EXERCISE DIRECTIONS ▸ Return the records in full, exactly as given.

SOURCE RECORDS ▸
>> start
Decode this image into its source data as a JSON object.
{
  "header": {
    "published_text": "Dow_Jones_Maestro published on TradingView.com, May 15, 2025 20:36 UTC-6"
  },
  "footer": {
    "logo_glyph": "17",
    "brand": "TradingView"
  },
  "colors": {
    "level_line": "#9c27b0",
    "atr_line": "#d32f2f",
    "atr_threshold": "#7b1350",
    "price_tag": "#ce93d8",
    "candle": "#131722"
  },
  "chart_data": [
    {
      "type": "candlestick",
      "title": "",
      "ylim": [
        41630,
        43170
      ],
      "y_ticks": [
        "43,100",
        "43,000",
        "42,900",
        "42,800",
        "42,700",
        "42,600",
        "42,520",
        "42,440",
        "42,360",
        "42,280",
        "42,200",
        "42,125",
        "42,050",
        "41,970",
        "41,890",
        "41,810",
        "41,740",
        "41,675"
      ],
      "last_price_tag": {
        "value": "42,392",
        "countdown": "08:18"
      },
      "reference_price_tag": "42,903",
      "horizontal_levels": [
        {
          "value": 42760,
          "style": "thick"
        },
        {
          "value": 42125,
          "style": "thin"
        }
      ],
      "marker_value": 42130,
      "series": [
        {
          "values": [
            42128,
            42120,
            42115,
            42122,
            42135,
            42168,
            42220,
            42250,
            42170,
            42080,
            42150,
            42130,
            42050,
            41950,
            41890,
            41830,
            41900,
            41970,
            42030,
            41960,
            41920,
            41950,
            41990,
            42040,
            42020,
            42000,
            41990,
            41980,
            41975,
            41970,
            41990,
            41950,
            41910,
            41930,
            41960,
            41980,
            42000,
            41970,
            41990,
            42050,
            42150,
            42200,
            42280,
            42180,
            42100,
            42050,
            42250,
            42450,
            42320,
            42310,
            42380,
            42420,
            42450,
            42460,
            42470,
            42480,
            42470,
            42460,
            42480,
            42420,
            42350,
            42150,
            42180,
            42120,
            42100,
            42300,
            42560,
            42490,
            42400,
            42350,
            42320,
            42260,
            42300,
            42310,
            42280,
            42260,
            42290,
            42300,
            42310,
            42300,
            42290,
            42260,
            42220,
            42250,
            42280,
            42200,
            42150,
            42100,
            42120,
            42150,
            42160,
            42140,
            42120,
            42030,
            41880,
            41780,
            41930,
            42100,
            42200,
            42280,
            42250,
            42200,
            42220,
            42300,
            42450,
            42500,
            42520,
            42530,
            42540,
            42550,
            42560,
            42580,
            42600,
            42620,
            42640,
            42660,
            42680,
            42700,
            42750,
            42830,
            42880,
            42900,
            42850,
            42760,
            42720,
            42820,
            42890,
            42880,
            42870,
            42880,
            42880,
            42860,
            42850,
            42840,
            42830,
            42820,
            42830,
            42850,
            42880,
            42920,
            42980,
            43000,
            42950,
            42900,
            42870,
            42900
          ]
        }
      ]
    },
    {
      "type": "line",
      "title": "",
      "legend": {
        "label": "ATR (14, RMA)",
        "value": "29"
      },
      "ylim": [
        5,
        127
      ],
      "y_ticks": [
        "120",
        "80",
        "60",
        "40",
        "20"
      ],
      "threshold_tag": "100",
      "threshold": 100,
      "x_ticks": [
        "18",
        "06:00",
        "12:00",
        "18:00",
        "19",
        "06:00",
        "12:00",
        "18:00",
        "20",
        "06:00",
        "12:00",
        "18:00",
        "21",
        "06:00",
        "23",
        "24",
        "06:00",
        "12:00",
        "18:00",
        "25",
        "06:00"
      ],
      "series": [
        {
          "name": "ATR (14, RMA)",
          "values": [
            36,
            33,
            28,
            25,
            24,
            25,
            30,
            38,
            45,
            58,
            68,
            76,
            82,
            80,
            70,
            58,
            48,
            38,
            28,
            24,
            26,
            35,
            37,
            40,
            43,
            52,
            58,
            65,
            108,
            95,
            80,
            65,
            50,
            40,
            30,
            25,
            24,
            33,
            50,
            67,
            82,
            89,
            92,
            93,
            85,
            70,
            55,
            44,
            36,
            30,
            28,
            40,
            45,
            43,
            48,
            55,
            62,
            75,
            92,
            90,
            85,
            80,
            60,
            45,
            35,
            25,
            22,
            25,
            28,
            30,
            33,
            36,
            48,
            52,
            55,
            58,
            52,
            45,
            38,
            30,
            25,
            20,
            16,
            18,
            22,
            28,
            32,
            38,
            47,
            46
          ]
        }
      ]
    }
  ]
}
>> end
COMPLETED EXERCISE ▸
Decode this image into its source data as a JSON object.
{
  "header": {
    "published_text": "Dow_Jones_Maestro published on TradingView.com, May 15, 2025 20:36 UTC-6"
  },
  "footer": {
    "logo_glyph": "17",
    "brand": "TradingView"
  },
  "colors": {
    "level_line": "#9c27b0",
    "atr_line": "#d32f2f",
    "atr_threshold": "#7b1350",
    "price_tag": "#ce93d8",
    "candle": "#131722"
  },
  "chart_data": [
    {
      "type": "candlestick",
      "title": "",
      "ylim": [
        41630,
        43170
      ],
      "y_ticks": [
        "43,100",
        "43,000",
        "42,900",
        "42,800",
        "42,700",
        "42,600",
        "42,520",
        "42,440",
        "42,360",
        "42,280",
        "42,200",
        "42,125",
        "42,050",
        "41,970",
        "41,890",
        "41,810",
        "41,740",
        "41,675"
      ],
      "last_price_tag": {
        "value": "42,392",
        "countdown": "08:18"
      },
      "reference_price_tag": "42,903",
      "horizontal_levels": [
        {
          "value": 42760,
          "style": "thick"
        },
        {
          "value": 42125,
          "style": "thin"
        }
      ],
      "marker_value": 42130,
      "series": [
        {
          "values": [
            42128,
            42120,
            42115,
            42122,
            42135,
            42168,
            42220,
            42250,
            42170,
            42080,
            42150,
            42130,
            42050,
            41950,
            41890,
            41830,
            41900,
            41970,
            42030,
            41960,
            41920,
            41950,
            41990,
            42040,
            42020,
            42000,
            41990,
            41980,
            41975,
            41970,
            41990,
            41950,
            41910,
            41930,
            41960,
            41980,
            42000,
            41970,
            41990,
            42050,
            42150,
            42200,
            42280,
            42180,
            42100,
            42050,
            42250,
            42450,
            42320,
            42310,
            42380,
            42420,
            42450,
            42460,
            42470,
            42480,
            42470,
            42460,
            42480,
            42420,
            42350,
            42150,
            42180,
            42120,
            42100,
            42300,
            42560,
            42490,
            42400,
            42350,
            42320,
            42260,
            42300,
            42310,
            42280,
            42260,
            42290,
            42300,
            42310,
            42300,
            42290,
            42260,
            42220,
            42250,
            42280,
            42200,
            42150,
            42100,
            42120,
            42150,
            42160,
            42140,
            42120,
            42030,
            41880,
            41780,
            41930,
            42100,
            42200,
            42280,
            42250,
            42200,
            42220,
            42300,
            42450,
            42500,
            42520,
            42530,
            42540,
            42550,
            42560,
            42580,
            42600,
            42620,
            42640,
            42660,
            42680,
            42700,
            42750,
            42830,
            42880,
            42900,
            42850,
            42760,
            42720,
            42820,
            42890,
            42880,
            42870,
            42880,
            42880,
            42860,
            42850,
            42840,
            42830,
            42820,
            42830,
            42850,
            42880,
            42920,
            42980,
            43000,
            42950,
            42900,
            42870,
            42900
          ]
        }
      ]
    },
    {
      "type": "line",
      "title": "",
      "legend": {
        "label": "ATR (14, RMA)",
        "value": "29"
      },
      "ylim": [
        5,
        127
      ],
      "y_ticks": [
        "120",
        "80",
        "60",
        "40",
        "20"
      ],
      "threshold_tag": "100",
      "threshold": 100,
      "x_ticks": [
        "18",
        "06:00",
        "12:00",
        "18:00",
        "19",
        "06:00",
        "12:00",
        "18:00",
        "20",
        "06:00",
        "12:00",
        "18:00",
        "21",
        "06:00",
        "23",
        "24",
        "06:00",
        "12:00",
        "18:00",
        "25",
        "06:00"
      ],
      "series": [
        {
          "name": "ATR (14, RMA)",
          "values": [
            36,
            33,
            28,
            25,
            24,
            25,
            30,
            38,
            45,
            58,
            68,
            76,
            82,
            80,
            70,
            58,
            48,
            38,
            28,
            24,
            26,
            35,
            37,
            40,
            43,
            52,
            58,
            65,
            108,
            95,
            80,
            65,
            50,
            40,
            30,
            25,
            24,
            33,
            50,
            67,
            82,
            89,
            92,
            93,
            85,
            70,
            55,
            44,
            36,
            30,
            28,
            40,
            45,
            43,
            48,
            55,
            62,
            75,
            92,
            90,
            85,
            80,
            60,
            45,
            35,
            25,
            22,
            25,
            28,
            30,
            33,
            36,
            48,
            52,
            55,
            58,
            52,
            45,
            38,
            30,
            25,
            20,
            16,
            18,
            22,
            28,
            32,
            38,
            47,
            46
          ]
        }
      ]
    }
  ]
}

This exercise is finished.